→ **O que fazer**
Determine quantas linhas dos registros contêm a palavra "line" e responda somente com esse número.

→ **Dados fornecidos**
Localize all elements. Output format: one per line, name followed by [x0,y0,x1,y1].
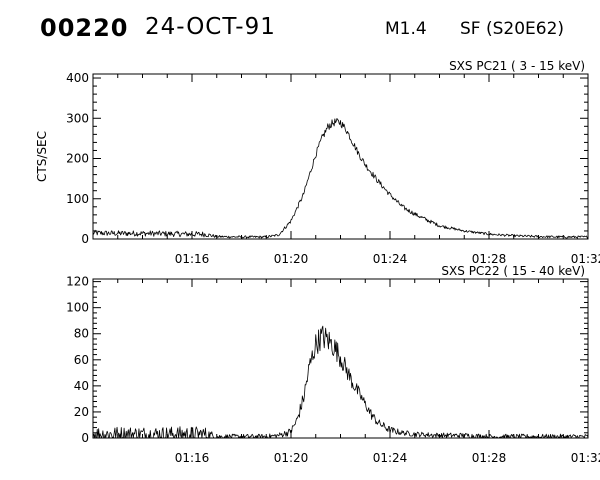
panel-title-1: SXS PC21 ( 3 - 15 keV) [449,59,585,73]
plot-frame-1 [92,73,589,240]
series-line-1-1 [92,118,589,239]
flare-location: SF (S20E62) [460,19,565,39]
x-tick-label: 01:28 [472,451,507,465]
x-tick-label: 01:16 [175,451,210,465]
series-line-2-1 [92,325,589,439]
y-tick-label: 80 [74,327,89,341]
x-tick-label: 01:20 [274,451,309,465]
y-tick-label: 100 [66,301,89,315]
event-number: 00220 [40,14,129,42]
y-tick-label: 200 [66,152,89,166]
y-tick-label: 120 [66,275,89,289]
y-tick-label: 40 [74,379,89,393]
y-tick-label: 100 [66,192,89,206]
x-tick-label: 01:32 [571,252,600,266]
y-axis-label: CTS/SEC [35,131,49,182]
x-tick-label: 01:24 [373,252,408,266]
y-tick-label: 20 [74,405,89,419]
panel-title-2: SXS PC22 ( 15 - 40 keV) [441,264,585,278]
goes-class: M1.4 [385,19,427,39]
x-tick-label: 01:20 [274,252,309,266]
y-tick-label: 0 [81,431,89,445]
x-tick-label: 01:32 [571,451,600,465]
x-tick-label: 01:28 [472,252,507,266]
y-tick-label: 0 [81,232,89,246]
y-tick-label: 60 [74,353,89,367]
event-date: 24-OCT-91 [145,14,276,40]
x-tick-label: 01:16 [175,252,210,266]
y-tick-label: 300 [66,111,89,125]
y-tick-label: 400 [66,71,89,85]
x-tick-label: 01:24 [373,451,408,465]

→ **Resultado da tarefa**
3